Problem description: Lift out each line of the data that holds "name".

┏━━

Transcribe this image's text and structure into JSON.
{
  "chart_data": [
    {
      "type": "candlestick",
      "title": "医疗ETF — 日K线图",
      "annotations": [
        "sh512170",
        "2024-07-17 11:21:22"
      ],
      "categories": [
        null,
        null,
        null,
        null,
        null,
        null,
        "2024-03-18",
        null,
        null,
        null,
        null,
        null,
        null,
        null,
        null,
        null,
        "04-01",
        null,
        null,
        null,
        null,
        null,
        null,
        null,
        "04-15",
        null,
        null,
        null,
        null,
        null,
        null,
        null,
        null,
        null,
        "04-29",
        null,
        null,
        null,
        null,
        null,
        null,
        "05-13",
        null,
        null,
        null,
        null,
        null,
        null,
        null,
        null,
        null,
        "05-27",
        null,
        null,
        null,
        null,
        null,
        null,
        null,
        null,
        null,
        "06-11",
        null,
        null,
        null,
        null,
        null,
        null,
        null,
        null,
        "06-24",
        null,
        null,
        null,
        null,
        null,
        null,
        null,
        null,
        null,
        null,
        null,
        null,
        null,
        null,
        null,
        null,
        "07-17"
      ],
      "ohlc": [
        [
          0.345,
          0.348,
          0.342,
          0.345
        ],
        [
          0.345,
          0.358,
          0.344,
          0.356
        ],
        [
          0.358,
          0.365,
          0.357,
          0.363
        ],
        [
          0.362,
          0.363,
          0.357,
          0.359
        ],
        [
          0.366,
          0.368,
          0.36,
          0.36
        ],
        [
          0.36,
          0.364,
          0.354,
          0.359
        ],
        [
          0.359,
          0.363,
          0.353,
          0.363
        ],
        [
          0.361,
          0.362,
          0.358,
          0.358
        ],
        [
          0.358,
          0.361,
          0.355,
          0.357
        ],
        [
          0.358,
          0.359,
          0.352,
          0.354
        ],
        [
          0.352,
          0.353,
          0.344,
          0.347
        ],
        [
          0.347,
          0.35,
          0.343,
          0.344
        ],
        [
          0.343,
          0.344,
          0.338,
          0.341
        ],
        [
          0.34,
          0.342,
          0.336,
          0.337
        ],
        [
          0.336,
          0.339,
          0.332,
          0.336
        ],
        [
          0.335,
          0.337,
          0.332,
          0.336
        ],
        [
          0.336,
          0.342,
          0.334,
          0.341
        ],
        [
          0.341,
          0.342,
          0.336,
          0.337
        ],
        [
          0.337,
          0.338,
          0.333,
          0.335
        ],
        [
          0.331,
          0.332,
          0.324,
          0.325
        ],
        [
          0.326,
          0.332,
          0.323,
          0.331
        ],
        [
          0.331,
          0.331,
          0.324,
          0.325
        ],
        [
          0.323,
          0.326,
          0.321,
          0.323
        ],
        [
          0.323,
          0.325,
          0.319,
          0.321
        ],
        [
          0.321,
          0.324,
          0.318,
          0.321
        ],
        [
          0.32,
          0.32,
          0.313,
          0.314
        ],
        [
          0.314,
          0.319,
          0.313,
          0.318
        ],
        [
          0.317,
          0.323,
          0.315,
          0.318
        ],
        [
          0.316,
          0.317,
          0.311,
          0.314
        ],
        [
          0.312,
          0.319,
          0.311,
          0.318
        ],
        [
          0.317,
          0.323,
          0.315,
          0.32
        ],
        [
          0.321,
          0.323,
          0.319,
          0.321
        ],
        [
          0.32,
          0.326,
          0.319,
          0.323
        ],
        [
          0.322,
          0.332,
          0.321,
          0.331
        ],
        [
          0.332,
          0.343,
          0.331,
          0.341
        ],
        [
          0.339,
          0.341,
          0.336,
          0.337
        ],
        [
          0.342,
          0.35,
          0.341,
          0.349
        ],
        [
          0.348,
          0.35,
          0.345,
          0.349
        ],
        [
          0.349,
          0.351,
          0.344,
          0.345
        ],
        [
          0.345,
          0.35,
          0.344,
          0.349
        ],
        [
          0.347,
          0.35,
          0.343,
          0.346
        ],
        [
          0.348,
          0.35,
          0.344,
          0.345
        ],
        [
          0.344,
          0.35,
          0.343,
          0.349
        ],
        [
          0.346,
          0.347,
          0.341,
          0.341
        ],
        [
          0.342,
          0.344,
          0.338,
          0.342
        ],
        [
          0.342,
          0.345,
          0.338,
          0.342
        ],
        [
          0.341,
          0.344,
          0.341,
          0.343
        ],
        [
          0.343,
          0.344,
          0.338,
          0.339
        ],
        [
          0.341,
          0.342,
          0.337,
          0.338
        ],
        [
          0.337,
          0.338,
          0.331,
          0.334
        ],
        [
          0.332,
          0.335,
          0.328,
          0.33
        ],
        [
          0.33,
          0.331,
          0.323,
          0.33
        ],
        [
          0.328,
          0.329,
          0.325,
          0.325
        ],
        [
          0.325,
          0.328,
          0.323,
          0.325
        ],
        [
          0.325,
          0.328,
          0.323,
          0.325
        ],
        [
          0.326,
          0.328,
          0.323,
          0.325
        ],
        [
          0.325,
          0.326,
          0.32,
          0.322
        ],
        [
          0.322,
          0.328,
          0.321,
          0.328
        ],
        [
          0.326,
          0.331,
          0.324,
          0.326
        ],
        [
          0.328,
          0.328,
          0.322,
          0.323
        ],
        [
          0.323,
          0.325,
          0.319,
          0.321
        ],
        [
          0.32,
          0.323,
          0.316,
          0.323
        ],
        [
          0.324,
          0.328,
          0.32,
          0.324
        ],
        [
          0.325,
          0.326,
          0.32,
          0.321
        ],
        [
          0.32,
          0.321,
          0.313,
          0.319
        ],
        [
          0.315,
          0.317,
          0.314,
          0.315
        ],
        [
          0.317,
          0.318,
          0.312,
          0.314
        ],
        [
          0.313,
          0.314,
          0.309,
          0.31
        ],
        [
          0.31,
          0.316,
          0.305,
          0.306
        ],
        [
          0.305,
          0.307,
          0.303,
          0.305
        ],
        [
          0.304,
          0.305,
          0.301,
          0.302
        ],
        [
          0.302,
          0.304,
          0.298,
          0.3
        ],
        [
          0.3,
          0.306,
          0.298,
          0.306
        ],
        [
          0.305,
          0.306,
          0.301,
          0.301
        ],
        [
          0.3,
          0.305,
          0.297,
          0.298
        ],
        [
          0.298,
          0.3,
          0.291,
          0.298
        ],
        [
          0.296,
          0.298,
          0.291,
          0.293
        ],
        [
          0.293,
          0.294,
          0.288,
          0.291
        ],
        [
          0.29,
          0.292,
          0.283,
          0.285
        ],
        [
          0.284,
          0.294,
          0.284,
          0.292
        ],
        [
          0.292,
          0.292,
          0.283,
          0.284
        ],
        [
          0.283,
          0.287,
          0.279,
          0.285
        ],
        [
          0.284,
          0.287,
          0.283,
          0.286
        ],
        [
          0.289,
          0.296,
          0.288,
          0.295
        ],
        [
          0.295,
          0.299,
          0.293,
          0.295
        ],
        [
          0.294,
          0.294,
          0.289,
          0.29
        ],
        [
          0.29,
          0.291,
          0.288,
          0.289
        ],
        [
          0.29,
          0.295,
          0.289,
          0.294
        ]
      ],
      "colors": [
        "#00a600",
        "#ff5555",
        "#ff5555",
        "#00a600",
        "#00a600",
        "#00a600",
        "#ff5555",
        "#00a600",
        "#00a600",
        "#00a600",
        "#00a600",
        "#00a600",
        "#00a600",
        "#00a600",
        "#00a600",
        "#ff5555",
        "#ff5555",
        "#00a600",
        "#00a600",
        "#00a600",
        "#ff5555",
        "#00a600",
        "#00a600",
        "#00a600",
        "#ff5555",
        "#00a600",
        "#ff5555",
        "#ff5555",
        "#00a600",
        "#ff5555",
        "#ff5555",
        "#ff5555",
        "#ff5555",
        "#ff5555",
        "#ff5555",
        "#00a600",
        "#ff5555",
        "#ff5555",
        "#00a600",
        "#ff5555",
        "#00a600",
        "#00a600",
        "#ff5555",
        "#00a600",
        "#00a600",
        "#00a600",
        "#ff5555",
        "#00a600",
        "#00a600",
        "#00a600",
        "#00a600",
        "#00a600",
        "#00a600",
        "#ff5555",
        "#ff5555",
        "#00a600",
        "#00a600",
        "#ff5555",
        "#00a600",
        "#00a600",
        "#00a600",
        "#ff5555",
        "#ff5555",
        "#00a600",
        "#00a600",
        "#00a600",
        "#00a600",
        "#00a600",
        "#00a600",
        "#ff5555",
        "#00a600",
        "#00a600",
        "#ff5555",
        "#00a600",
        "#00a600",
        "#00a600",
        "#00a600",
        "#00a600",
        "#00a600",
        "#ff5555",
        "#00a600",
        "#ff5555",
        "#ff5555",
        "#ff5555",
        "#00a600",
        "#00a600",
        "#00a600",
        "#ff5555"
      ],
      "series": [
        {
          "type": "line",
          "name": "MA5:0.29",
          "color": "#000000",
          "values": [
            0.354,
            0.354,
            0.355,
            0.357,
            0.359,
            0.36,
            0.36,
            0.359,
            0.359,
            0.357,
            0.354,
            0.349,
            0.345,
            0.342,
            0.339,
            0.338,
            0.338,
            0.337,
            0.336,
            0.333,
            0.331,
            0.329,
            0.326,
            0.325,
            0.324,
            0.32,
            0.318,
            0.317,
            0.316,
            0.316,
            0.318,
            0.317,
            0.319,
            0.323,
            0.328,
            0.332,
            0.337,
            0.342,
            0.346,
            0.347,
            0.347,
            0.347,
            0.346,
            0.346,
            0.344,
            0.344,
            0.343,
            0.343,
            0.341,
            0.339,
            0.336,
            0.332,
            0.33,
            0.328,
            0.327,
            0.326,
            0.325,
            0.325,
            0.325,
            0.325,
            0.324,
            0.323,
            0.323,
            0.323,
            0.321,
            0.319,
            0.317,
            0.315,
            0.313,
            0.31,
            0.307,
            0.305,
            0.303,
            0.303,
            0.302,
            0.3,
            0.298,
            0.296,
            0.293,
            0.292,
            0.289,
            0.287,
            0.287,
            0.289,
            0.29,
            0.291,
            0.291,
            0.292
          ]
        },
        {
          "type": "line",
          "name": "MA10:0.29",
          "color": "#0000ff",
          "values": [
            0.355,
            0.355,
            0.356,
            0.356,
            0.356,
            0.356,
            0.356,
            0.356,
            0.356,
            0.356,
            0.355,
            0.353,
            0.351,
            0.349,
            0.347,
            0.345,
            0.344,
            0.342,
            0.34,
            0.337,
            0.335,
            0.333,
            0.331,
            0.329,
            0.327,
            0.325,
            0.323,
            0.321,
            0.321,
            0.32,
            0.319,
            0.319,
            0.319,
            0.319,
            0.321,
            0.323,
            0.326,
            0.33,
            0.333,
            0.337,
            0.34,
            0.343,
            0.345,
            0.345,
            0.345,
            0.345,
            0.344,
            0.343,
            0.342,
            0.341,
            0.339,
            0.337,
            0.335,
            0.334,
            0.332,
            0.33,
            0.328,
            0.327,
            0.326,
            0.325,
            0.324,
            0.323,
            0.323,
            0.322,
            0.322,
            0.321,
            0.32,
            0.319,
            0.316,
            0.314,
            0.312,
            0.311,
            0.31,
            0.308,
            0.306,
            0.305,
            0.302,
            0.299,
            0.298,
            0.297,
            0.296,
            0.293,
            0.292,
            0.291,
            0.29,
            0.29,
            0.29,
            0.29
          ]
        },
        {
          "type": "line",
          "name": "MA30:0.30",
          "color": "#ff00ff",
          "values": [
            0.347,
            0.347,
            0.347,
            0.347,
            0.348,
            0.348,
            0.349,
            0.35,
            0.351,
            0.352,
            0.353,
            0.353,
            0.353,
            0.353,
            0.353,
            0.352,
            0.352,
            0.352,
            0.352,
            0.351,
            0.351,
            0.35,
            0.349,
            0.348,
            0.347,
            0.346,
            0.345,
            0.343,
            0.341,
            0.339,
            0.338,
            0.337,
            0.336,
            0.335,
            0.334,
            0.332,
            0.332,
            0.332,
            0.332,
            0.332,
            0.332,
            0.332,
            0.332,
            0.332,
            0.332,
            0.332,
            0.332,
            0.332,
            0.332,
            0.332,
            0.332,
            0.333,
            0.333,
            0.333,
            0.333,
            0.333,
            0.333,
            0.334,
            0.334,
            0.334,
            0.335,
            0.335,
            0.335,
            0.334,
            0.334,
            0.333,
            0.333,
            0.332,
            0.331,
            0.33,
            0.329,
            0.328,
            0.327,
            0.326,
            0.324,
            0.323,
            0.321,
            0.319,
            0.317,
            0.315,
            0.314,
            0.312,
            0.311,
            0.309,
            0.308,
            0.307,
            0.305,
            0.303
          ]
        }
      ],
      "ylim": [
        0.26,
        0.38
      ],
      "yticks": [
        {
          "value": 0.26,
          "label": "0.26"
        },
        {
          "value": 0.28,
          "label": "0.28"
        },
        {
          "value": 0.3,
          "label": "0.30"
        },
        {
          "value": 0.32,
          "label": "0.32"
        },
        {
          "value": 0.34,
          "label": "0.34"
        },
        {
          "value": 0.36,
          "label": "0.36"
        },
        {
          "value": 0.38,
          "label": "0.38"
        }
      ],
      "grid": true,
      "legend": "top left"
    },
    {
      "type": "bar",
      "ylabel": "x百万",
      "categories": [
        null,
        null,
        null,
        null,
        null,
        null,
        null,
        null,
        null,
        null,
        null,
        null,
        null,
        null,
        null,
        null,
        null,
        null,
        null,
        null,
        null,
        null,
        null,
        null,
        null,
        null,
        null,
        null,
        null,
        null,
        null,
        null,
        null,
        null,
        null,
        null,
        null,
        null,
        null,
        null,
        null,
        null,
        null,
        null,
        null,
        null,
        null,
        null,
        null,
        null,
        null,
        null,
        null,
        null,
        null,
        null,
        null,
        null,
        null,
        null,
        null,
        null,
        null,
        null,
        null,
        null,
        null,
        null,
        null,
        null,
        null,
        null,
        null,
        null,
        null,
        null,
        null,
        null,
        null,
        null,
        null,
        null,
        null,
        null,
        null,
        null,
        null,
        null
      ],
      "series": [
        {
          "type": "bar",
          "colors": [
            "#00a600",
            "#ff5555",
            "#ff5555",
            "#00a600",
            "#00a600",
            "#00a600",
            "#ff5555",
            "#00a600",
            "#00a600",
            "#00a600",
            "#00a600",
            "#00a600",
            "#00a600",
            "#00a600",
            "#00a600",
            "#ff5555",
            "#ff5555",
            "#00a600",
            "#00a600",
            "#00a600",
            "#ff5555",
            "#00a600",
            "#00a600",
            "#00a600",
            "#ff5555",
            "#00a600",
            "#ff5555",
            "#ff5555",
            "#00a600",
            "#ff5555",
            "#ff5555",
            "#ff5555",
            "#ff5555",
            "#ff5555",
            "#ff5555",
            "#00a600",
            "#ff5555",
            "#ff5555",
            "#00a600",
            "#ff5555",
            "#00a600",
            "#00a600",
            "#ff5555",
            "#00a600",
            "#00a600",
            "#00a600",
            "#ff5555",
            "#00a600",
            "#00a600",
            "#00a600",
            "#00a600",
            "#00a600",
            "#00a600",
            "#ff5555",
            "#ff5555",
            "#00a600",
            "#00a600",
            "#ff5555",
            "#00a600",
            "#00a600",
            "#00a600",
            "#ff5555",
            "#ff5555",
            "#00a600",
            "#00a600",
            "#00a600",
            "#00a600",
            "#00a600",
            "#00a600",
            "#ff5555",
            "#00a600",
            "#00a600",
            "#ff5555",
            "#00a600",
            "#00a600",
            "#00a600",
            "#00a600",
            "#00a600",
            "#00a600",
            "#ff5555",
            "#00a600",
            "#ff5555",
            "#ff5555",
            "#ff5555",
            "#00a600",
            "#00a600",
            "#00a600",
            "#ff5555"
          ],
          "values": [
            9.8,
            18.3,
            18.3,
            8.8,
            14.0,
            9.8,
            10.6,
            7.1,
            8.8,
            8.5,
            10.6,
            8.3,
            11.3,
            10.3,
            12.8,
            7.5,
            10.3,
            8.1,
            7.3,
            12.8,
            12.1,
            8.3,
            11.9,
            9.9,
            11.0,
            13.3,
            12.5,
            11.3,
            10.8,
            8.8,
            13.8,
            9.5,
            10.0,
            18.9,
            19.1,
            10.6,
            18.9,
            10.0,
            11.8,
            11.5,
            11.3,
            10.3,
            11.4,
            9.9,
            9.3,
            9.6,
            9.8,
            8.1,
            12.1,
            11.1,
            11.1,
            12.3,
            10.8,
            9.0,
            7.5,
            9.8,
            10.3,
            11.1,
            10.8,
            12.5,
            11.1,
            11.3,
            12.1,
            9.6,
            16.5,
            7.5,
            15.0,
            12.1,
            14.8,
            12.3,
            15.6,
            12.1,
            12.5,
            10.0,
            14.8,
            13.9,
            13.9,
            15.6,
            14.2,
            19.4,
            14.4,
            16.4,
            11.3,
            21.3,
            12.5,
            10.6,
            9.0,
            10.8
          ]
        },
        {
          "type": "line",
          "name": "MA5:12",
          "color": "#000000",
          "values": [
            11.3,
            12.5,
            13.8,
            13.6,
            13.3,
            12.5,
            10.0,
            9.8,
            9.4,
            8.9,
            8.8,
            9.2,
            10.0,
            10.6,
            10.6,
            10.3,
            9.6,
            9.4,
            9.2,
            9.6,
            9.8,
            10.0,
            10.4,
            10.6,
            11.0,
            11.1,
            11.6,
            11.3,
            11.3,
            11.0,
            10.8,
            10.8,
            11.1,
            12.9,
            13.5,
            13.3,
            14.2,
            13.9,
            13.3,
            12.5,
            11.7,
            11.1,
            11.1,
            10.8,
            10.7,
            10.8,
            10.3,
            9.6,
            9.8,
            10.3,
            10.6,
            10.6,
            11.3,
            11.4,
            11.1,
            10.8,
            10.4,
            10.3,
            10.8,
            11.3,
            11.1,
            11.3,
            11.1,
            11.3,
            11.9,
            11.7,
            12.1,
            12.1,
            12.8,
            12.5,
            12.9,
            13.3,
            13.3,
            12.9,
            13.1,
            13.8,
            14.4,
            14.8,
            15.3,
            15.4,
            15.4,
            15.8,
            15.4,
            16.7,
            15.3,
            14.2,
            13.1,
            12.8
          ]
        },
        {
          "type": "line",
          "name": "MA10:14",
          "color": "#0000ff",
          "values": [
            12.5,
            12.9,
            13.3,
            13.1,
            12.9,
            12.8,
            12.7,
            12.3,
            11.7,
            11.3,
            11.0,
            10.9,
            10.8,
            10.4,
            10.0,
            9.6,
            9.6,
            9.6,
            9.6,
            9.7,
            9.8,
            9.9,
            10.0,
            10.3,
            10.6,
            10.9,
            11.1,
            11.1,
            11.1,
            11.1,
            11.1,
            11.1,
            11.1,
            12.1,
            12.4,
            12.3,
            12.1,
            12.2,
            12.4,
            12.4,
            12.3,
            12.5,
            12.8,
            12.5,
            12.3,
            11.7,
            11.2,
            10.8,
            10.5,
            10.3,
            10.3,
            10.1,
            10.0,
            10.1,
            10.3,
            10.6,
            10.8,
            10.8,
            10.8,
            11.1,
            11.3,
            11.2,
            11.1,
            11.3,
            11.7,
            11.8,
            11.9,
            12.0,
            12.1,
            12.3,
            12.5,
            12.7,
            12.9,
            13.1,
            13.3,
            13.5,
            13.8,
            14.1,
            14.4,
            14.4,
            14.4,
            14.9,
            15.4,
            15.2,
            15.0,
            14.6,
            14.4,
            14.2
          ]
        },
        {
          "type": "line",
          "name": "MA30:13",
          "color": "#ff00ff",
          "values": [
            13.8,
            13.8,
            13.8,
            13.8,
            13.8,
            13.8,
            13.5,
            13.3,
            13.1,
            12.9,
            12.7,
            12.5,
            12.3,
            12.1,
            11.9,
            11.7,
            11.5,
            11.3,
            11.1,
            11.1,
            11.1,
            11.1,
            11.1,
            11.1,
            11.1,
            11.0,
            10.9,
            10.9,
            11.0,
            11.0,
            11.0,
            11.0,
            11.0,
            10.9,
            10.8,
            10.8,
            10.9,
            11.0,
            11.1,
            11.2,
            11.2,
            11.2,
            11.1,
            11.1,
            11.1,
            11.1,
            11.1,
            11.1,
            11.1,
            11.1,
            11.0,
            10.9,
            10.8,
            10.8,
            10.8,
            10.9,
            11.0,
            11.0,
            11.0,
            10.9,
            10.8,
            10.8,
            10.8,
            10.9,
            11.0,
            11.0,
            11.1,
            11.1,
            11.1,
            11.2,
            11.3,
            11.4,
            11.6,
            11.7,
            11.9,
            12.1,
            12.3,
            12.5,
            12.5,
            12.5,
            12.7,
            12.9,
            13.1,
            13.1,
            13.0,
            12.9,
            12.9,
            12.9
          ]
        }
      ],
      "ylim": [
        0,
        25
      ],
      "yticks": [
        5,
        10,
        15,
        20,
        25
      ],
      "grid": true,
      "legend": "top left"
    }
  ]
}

┗━━

Answer to the exercise:
          "name": "MA5:0.29",
          "name": "MA10:0.29",
          "name": "MA30:0.30",
          "name": "MA5:12",
          "name": "MA10:14",
          "name": "MA30:13",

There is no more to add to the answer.